**WRITTEN EXERCISE**
Output everything from the first of the rows below down to and including the line containing "- upright-hole: [493, 219, 495, 222]" as a numbered list, skipping any blank lines.

-------------------------

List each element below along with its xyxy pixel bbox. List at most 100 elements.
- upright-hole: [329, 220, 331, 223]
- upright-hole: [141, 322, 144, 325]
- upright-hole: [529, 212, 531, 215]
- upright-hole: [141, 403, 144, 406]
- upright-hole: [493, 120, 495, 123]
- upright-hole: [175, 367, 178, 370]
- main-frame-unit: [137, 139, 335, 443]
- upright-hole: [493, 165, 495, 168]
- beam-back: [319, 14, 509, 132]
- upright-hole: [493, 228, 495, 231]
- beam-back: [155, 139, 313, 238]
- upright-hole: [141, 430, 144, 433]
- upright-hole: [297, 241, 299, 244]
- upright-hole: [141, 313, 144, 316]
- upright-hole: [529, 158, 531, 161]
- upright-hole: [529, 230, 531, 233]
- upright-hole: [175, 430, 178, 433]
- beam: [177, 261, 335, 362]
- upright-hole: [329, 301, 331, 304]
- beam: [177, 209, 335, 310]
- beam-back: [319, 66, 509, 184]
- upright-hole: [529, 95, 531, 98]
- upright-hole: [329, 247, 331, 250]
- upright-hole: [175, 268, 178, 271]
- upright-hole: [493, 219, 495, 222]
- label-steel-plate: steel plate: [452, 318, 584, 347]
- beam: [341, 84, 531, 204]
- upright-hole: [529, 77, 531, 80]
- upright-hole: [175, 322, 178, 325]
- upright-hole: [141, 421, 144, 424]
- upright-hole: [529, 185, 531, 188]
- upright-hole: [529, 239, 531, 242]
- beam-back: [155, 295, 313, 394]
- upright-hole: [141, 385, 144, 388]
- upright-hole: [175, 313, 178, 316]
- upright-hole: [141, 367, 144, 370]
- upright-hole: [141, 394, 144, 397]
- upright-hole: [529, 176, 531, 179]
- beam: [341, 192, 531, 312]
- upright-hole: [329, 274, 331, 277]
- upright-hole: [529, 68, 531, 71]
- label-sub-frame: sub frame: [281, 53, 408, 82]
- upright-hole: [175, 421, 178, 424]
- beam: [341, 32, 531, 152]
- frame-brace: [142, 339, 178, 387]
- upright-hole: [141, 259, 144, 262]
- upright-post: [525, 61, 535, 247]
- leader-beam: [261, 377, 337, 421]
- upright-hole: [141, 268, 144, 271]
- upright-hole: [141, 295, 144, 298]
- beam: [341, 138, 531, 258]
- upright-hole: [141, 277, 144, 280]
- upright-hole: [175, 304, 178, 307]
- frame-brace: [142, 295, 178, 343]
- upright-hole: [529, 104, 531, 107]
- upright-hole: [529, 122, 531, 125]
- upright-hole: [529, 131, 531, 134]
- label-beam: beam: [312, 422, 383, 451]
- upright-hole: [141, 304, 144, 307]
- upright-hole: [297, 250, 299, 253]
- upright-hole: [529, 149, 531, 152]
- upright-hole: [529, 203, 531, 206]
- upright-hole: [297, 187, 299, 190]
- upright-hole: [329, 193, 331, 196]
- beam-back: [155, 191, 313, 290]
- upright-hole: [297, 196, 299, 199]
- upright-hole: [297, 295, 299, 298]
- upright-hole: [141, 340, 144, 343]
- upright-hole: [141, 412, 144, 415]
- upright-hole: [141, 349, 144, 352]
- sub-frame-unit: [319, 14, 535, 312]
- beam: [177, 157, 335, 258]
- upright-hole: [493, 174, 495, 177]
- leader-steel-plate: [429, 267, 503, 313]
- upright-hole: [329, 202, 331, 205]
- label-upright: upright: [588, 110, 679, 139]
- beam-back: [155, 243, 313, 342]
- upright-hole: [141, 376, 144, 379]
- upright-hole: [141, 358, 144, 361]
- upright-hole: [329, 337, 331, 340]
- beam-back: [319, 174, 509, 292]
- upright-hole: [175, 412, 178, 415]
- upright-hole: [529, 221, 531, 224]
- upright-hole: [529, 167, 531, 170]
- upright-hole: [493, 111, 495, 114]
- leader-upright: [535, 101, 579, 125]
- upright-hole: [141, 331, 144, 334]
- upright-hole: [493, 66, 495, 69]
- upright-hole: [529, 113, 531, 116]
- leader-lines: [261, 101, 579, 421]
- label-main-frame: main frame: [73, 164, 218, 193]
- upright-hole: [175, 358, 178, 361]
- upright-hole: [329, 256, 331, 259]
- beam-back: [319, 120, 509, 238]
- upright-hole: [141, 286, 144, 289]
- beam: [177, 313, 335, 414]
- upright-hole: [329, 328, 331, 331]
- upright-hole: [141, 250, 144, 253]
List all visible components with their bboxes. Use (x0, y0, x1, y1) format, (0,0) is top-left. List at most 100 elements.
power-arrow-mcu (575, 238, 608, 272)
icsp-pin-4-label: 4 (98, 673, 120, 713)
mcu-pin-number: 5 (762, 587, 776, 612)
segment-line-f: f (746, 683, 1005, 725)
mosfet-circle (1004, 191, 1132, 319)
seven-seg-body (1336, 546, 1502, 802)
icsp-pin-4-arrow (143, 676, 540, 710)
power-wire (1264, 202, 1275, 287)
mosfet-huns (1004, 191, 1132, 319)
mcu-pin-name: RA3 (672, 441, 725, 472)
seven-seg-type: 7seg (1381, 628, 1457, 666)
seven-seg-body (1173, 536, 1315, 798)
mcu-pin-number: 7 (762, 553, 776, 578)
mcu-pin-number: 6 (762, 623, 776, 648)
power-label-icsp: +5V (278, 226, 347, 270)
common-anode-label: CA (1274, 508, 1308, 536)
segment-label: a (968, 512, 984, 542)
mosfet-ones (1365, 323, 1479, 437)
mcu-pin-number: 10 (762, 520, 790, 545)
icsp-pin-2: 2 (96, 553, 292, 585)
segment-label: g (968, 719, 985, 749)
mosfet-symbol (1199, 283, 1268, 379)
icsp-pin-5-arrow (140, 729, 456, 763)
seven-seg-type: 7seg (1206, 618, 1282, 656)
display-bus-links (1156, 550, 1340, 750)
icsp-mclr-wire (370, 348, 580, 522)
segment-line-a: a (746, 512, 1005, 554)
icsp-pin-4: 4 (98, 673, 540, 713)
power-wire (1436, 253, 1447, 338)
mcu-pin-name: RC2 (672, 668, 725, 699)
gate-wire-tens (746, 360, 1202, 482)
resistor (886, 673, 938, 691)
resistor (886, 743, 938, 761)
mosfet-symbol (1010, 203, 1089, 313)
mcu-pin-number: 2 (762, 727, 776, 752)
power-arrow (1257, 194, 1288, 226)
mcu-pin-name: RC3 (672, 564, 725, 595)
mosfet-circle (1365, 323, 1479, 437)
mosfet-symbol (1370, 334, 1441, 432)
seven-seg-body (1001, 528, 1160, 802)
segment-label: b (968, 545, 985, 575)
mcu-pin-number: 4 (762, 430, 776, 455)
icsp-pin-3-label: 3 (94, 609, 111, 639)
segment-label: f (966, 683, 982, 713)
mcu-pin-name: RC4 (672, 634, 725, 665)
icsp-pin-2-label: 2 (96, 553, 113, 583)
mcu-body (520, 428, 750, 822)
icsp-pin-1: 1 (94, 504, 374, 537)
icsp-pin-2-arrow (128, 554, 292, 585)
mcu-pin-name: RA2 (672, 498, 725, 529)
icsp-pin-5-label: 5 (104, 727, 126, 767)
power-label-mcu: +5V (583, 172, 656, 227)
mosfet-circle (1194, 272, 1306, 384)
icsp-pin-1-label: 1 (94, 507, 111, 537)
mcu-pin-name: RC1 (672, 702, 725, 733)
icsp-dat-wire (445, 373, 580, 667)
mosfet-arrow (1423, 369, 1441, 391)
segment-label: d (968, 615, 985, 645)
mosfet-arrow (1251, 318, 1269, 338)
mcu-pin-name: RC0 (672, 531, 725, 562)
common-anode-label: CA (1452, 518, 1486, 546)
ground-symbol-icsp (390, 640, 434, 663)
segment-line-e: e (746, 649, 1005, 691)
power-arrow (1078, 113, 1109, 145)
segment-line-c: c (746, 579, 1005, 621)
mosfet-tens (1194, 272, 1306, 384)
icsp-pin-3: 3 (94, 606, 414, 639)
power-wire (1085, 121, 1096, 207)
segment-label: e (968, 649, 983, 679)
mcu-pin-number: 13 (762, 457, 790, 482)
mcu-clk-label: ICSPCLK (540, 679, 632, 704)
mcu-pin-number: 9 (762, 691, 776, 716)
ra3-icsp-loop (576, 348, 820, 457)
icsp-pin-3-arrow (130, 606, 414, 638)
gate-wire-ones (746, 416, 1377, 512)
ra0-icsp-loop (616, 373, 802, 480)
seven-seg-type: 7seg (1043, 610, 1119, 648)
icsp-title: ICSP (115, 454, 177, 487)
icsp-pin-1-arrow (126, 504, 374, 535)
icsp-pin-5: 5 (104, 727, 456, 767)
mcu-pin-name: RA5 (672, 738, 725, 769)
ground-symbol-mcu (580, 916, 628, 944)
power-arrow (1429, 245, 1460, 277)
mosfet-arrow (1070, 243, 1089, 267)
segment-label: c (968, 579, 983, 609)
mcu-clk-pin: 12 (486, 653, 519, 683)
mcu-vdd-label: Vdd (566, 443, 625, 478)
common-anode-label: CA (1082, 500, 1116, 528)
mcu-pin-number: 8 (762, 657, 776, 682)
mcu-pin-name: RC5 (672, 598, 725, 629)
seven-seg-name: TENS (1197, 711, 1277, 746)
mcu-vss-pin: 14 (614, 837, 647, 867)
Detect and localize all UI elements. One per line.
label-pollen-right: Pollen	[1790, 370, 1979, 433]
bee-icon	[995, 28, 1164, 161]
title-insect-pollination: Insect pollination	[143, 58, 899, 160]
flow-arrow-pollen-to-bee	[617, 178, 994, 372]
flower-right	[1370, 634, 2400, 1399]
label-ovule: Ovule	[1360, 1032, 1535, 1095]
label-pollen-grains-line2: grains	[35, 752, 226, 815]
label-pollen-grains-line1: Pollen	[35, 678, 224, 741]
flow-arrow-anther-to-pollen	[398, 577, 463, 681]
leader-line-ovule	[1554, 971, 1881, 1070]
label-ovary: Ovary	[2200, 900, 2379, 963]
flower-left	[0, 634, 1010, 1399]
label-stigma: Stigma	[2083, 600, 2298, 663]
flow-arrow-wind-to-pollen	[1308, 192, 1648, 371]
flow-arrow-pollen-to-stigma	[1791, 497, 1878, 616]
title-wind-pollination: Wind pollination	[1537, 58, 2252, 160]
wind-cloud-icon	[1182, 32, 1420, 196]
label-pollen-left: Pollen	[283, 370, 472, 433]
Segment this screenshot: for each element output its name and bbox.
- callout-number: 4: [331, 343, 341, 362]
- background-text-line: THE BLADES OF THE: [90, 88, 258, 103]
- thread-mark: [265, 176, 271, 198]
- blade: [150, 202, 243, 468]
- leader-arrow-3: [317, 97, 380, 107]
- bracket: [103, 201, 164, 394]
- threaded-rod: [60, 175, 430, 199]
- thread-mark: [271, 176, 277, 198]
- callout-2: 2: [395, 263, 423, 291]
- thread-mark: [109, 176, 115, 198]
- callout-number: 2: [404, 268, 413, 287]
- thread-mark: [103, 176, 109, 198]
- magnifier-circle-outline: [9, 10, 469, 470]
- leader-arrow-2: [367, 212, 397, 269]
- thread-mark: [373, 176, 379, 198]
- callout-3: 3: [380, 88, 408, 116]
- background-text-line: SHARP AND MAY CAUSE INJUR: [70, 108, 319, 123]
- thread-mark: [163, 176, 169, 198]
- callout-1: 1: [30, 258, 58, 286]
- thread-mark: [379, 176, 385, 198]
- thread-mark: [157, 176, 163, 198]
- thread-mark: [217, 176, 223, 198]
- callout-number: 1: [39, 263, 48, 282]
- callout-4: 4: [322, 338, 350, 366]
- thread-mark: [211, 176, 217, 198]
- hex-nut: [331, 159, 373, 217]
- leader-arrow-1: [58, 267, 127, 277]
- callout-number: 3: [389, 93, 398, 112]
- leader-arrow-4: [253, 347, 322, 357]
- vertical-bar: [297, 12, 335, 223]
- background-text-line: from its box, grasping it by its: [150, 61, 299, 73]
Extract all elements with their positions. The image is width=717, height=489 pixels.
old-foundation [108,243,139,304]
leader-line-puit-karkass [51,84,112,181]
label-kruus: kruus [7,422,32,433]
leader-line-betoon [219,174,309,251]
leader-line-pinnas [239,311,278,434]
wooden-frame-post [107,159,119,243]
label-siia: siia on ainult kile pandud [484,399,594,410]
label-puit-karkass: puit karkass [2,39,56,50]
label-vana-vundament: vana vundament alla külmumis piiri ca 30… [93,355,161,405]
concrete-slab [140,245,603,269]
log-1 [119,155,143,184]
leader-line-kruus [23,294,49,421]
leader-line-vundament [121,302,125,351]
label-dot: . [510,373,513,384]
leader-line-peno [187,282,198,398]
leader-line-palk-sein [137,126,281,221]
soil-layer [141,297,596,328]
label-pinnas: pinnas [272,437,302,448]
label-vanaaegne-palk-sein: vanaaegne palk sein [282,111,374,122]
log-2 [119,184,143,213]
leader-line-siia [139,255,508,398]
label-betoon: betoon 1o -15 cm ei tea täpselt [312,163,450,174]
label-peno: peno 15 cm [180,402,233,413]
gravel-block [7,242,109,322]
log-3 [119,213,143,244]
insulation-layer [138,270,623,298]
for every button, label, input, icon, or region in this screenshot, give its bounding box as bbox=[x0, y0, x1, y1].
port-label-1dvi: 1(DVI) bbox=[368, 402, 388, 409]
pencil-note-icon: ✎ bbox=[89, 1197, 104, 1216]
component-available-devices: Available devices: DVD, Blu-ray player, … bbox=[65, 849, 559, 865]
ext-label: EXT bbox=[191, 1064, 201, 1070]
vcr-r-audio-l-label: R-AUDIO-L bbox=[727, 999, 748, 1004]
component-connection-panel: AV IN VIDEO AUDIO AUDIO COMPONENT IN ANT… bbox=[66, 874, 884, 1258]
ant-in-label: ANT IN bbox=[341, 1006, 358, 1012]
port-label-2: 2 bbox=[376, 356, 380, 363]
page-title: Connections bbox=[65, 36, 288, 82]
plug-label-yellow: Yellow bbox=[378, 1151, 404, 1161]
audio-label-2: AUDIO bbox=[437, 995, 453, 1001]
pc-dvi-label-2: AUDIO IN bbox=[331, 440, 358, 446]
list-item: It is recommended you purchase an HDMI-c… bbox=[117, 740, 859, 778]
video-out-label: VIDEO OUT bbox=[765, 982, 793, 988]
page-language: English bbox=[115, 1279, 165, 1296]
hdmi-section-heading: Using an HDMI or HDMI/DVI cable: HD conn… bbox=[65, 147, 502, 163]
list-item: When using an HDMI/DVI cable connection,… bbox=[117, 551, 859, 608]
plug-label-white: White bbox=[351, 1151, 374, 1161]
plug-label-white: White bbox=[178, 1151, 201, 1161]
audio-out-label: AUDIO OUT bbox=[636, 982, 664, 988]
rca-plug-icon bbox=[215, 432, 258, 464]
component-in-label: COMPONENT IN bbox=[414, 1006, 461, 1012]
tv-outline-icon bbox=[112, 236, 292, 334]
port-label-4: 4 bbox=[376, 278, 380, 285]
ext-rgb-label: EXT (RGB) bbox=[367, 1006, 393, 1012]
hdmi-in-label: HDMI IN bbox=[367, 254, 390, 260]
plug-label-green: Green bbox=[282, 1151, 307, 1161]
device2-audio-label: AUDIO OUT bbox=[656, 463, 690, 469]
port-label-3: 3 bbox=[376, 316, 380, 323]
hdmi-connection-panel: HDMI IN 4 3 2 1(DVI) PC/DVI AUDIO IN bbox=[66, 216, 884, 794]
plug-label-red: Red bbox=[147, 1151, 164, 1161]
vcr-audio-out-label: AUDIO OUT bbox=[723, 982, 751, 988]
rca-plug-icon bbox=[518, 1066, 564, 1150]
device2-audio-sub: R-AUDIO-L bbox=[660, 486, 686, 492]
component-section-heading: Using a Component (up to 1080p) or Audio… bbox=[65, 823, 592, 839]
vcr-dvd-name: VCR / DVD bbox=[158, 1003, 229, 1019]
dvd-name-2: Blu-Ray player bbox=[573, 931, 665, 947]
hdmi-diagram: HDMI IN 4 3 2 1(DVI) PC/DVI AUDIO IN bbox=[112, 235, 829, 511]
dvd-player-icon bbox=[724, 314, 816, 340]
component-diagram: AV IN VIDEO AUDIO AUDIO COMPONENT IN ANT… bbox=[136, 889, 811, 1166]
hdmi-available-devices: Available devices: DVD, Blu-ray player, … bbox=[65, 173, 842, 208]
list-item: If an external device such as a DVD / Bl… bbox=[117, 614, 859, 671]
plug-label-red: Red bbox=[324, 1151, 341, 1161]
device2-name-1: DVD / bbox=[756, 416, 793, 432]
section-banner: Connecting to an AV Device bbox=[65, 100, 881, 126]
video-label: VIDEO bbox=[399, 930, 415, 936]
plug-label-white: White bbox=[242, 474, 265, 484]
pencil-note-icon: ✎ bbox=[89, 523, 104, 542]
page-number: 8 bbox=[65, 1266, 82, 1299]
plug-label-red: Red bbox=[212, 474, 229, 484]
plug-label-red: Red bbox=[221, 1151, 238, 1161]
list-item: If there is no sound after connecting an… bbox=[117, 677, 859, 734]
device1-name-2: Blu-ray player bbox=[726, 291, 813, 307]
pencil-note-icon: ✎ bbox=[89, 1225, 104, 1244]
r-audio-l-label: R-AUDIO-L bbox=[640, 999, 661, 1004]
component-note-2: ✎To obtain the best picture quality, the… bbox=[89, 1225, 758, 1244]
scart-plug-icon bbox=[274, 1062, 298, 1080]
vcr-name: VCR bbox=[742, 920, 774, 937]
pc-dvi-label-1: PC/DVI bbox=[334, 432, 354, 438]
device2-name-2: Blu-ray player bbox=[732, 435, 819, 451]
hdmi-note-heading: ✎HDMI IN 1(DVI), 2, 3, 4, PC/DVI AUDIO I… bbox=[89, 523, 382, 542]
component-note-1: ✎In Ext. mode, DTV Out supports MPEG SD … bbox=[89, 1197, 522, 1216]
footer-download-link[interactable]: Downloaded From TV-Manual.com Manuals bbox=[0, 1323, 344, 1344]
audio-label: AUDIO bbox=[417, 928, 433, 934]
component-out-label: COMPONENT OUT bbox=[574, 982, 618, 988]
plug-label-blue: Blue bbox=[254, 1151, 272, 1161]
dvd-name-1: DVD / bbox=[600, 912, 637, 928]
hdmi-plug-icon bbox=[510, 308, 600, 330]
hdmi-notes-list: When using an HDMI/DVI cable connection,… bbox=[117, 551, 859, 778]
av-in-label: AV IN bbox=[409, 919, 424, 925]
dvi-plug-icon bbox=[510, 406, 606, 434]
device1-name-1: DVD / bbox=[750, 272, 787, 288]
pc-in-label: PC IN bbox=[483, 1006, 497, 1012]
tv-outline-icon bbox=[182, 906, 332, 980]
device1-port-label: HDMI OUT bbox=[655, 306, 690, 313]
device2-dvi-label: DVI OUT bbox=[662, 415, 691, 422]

-------------------------

**SOLUTION**
1. List each element below along with its xyxy pixel bbox. List at most 100 elements.
2. - upright-hole: [329, 220, 331, 223]
3. - upright-hole: [141, 322, 144, 325]
4. - upright-hole: [529, 212, 531, 215]
5. - upright-hole: [141, 403, 144, 406]
6. - upright-hole: [493, 120, 495, 123]
7. - upright-hole: [175, 367, 178, 370]
8. - main-frame-unit: [137, 139, 335, 443]
9. - upright-hole: [493, 165, 495, 168]
10. - beam-back: [319, 14, 509, 132]
11. - upright-hole: [493, 228, 495, 231]
12. - beam-back: [155, 139, 313, 238]
13. - upright-hole: [141, 430, 144, 433]
14. - upright-hole: [297, 241, 299, 244]
15. - upright-hole: [141, 313, 144, 316]
16. - upright-hole: [529, 158, 531, 161]
17. - upright-hole: [529, 230, 531, 233]
18. - upright-hole: [175, 430, 178, 433]
19. - beam: [177, 261, 335, 362]
20. - upright-hole: [329, 301, 331, 304]
21. - beam: [177, 209, 335, 310]
22. - beam-back: [319, 66, 509, 184]
23. - upright-hole: [529, 95, 531, 98]
24. - upright-hole: [329, 247, 331, 250]
25. - upright-hole: [175, 268, 178, 271]
26. - upright-hole: [493, 219, 495, 222]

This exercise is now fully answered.